### WHAT YOU NEED TO DO
Scan the listing below. Report each line that includes "mindmap".

++++++++++++++++++++

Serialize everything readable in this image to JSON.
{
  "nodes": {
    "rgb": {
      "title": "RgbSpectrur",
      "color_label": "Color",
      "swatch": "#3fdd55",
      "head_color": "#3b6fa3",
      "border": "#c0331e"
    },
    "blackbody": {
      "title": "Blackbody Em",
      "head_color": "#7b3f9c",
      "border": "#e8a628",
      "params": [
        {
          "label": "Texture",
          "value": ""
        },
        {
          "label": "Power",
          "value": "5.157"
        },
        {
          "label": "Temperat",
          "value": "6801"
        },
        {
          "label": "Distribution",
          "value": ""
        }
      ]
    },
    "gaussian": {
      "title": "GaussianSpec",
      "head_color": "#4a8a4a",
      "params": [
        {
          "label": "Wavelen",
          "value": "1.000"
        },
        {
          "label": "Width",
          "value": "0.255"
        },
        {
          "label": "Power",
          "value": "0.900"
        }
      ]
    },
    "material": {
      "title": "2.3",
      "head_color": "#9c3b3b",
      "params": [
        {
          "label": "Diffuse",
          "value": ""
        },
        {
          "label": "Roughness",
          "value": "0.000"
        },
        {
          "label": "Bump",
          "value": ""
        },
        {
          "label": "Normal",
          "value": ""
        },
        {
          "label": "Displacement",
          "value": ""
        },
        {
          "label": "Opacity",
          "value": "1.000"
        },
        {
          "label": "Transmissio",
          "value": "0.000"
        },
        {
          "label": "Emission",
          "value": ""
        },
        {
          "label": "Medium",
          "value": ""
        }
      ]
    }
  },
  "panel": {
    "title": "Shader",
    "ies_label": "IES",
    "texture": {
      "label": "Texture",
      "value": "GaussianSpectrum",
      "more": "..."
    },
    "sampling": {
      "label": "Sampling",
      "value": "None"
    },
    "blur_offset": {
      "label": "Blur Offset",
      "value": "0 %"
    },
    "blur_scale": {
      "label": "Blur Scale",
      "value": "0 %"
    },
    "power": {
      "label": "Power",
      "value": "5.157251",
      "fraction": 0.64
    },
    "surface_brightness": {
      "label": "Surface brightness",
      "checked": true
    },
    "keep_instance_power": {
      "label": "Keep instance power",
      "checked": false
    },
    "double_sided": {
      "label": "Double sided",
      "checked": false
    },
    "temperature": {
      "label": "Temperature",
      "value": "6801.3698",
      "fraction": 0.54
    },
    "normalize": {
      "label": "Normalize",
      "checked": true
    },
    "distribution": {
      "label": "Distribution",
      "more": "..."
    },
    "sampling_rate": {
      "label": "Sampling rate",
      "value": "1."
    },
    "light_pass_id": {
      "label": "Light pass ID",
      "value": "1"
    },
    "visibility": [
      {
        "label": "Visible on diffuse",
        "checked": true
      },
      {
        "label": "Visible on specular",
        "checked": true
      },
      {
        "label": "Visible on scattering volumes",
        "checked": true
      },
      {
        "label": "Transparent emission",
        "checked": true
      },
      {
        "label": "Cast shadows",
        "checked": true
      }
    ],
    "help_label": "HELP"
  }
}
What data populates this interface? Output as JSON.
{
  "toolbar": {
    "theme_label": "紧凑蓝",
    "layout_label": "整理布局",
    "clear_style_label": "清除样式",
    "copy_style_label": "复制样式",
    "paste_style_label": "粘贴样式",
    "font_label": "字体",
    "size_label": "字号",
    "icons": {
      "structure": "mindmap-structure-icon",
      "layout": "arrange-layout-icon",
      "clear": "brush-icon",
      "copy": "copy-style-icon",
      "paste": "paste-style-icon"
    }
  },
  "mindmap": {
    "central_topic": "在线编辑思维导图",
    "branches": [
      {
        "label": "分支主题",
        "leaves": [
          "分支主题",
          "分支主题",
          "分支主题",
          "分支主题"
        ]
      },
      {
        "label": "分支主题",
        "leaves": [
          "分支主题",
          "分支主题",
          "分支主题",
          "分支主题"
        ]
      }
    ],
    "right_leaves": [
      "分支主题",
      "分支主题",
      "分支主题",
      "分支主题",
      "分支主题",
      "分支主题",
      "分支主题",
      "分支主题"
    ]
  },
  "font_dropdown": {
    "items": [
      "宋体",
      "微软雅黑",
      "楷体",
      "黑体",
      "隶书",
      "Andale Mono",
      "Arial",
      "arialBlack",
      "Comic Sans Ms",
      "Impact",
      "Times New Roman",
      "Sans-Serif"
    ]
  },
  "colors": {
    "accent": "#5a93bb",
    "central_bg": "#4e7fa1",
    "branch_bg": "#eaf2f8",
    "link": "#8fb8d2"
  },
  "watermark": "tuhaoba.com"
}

++++++++++++++++++++

### EXPECTED ANSWER
      "structure": "mindmap-structure-icon",
  "mindmap": {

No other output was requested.